Find every line below that contains the word "color" and copy it out.

---- Records

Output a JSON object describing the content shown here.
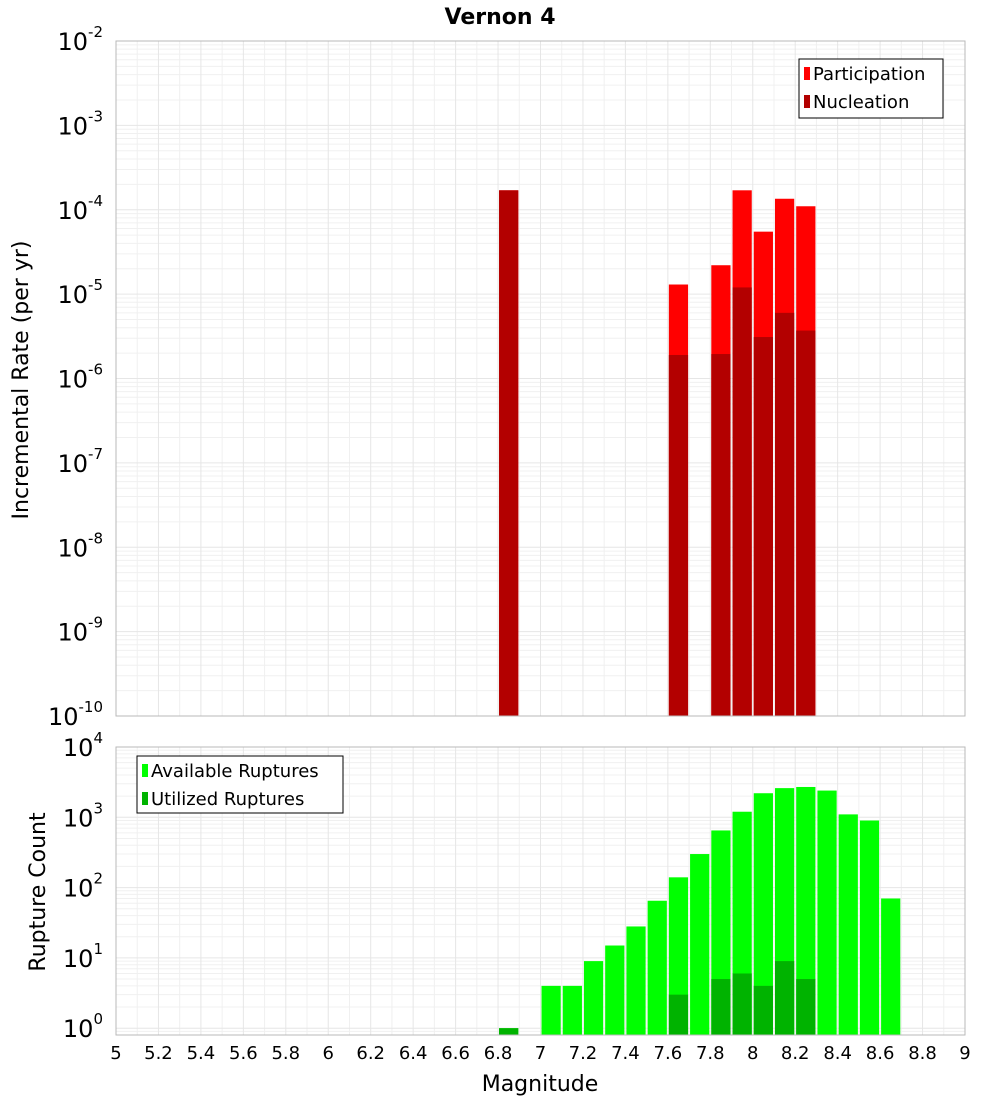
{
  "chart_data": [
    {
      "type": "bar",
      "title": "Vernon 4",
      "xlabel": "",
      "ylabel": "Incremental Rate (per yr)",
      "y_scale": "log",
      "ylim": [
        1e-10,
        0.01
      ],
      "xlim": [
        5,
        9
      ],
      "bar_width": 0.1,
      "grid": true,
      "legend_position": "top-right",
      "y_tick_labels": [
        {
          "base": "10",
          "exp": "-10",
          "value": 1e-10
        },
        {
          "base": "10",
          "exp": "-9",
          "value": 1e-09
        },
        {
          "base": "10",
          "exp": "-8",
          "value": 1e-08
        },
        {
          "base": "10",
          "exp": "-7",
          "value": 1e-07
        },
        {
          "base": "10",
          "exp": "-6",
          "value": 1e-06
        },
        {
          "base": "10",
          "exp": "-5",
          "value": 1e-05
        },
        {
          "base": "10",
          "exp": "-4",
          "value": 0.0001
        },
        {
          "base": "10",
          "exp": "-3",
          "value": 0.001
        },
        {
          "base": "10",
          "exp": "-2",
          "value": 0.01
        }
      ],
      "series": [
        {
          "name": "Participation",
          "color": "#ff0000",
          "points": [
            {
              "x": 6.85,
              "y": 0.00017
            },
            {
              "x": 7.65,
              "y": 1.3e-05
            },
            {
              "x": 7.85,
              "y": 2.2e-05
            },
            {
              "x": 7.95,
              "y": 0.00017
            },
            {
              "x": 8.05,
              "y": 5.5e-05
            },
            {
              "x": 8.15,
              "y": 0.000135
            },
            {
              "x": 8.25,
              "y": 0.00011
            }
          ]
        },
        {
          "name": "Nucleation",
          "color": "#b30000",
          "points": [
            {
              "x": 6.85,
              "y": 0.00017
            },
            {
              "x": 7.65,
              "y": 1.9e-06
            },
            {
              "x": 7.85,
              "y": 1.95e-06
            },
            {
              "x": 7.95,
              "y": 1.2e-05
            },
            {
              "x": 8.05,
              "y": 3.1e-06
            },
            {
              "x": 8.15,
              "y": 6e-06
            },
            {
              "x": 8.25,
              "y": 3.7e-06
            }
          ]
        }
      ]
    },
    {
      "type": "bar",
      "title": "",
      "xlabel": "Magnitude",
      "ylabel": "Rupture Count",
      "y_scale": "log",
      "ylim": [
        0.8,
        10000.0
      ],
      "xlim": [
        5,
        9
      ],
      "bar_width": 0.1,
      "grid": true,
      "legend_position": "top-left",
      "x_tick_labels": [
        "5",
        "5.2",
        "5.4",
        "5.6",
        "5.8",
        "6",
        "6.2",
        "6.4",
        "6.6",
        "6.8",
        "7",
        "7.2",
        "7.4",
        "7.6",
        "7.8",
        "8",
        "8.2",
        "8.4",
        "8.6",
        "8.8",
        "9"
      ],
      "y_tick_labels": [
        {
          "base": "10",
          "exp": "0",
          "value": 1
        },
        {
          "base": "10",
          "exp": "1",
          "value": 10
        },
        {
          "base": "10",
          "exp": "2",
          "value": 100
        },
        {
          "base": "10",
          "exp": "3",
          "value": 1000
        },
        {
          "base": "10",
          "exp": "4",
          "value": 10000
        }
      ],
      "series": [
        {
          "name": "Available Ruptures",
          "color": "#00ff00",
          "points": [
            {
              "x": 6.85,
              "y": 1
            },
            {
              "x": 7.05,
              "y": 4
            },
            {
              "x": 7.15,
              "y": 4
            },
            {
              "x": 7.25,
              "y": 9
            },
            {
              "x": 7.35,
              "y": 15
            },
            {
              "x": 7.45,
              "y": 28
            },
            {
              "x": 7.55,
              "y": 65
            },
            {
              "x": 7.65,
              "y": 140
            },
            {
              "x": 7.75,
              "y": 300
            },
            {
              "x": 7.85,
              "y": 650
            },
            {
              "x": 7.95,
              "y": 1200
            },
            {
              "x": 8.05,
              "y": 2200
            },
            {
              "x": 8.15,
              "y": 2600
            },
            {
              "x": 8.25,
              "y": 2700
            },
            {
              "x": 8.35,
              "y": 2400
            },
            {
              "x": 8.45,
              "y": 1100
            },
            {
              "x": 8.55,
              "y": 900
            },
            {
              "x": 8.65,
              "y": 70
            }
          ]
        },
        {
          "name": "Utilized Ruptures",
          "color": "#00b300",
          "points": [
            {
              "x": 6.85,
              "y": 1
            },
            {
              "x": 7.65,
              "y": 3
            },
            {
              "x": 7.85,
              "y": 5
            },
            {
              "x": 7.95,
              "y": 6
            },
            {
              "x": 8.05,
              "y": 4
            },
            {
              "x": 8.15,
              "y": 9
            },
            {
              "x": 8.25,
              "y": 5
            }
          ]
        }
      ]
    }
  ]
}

--------
---- Records

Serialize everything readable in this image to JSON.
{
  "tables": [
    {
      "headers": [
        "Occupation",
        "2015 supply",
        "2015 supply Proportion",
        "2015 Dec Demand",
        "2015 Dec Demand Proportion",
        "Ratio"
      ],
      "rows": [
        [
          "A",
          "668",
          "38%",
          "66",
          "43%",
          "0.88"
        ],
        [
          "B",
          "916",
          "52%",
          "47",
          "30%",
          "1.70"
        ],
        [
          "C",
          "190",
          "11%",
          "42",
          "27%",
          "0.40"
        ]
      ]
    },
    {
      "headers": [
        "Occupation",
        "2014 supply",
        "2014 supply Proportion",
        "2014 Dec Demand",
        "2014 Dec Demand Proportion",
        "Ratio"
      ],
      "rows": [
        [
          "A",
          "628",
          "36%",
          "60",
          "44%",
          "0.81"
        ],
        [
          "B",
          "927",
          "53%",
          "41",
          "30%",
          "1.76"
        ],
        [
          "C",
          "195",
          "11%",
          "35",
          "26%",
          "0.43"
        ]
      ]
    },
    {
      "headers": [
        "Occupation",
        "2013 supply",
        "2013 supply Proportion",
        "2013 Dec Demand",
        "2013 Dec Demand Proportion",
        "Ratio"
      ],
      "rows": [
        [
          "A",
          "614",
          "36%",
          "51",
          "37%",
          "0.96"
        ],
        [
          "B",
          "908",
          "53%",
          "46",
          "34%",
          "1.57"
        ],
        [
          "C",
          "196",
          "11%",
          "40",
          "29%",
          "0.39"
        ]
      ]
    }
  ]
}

--------

▶ _Result of the exercise_
          "color": "#ff0000",
          "color": "#b30000",
          "color": "#00ff00",
          "color": "#00b300",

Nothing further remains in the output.